--- START AVAILABLE RECORDS ---

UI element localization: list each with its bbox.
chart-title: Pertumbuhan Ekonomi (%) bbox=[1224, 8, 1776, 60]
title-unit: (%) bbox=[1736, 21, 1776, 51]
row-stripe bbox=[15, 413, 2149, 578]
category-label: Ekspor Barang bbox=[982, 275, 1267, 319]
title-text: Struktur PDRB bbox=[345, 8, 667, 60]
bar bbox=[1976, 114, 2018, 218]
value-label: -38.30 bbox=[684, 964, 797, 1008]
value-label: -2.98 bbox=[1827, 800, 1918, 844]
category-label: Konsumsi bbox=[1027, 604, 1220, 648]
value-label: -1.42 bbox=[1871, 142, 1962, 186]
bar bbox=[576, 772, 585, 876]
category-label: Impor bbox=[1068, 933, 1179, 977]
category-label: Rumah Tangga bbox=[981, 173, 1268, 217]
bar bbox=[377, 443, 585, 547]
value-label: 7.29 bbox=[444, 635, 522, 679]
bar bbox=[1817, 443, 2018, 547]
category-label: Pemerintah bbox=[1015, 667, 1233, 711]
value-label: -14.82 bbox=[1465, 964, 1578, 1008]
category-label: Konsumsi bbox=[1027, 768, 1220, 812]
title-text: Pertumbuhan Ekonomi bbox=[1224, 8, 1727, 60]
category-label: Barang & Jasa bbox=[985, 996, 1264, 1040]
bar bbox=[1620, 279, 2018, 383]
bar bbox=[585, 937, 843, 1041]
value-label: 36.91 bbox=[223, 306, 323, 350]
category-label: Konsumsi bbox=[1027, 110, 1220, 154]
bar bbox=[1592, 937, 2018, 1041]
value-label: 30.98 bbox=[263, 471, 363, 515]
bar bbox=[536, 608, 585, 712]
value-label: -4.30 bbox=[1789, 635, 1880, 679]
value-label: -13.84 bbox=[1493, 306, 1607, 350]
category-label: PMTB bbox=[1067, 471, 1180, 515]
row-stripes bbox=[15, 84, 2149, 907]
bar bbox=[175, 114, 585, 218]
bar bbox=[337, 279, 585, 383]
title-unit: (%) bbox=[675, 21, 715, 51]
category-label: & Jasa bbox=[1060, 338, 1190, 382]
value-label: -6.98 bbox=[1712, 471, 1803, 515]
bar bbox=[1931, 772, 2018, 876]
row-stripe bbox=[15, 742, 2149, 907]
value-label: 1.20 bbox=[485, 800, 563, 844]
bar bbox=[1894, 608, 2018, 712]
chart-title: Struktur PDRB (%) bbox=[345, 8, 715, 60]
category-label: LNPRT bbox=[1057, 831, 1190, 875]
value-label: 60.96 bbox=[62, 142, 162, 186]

--- END AVAILABLE RECORDS ---

[WHAT THE EXERCISE ASKS]: Find every line above that contains the string "chart" and copy each of those lines in full.

[CORRECT RESULT]:
chart-title: Pertumbuhan Ekonomi (%) bbox=[1224, 8, 1776, 60]
chart-title: Struktur PDRB (%) bbox=[345, 8, 715, 60]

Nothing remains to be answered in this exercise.